[Data entries]
● ● ● ● ●

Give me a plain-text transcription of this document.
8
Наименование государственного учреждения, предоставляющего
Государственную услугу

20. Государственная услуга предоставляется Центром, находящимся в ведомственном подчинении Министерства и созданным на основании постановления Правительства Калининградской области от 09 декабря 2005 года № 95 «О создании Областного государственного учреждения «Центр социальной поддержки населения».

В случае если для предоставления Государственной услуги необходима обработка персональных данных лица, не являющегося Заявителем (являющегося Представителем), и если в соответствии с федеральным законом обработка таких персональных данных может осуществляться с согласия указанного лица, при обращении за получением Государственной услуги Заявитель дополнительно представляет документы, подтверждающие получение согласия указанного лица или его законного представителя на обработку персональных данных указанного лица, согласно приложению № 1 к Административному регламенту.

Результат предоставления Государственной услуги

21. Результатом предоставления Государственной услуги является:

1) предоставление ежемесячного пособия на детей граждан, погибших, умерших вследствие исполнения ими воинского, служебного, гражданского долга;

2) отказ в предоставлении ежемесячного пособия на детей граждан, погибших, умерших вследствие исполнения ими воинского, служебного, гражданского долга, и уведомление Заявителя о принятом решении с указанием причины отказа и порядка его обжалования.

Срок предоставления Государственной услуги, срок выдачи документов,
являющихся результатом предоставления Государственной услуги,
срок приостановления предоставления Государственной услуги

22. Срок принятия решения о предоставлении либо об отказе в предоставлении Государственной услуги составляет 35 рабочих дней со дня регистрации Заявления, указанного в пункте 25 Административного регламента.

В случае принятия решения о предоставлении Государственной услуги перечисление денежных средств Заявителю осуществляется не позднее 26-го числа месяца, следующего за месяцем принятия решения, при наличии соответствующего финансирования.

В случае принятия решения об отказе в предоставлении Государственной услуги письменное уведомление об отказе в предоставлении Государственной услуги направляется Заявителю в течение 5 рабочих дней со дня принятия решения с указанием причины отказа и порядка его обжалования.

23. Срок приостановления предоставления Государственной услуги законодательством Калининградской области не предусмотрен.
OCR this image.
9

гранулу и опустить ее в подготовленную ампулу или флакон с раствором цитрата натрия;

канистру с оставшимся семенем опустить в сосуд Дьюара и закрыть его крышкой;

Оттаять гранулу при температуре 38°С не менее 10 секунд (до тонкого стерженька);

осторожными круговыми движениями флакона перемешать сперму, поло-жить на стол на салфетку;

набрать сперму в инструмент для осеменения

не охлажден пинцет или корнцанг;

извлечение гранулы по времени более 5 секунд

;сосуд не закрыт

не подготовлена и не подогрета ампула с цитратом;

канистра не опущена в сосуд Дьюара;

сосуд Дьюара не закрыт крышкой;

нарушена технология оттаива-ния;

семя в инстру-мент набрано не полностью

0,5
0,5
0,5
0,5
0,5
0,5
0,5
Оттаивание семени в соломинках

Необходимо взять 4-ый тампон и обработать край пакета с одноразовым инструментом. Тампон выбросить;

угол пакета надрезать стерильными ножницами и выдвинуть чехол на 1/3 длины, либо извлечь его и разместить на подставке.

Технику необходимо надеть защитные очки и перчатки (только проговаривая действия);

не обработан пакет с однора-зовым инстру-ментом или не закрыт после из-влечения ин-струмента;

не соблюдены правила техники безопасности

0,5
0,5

● ● ● ● ●

▶ [PROMPT] Search the data above for lines holding "сперму" and copy each of them.

▶ [EXERCISE OUTPUT]
осторожными круговыми движениями флакона перемешать сперму, поло-жить на стол на салфетку;
набрать сперму в инструмент для осеменения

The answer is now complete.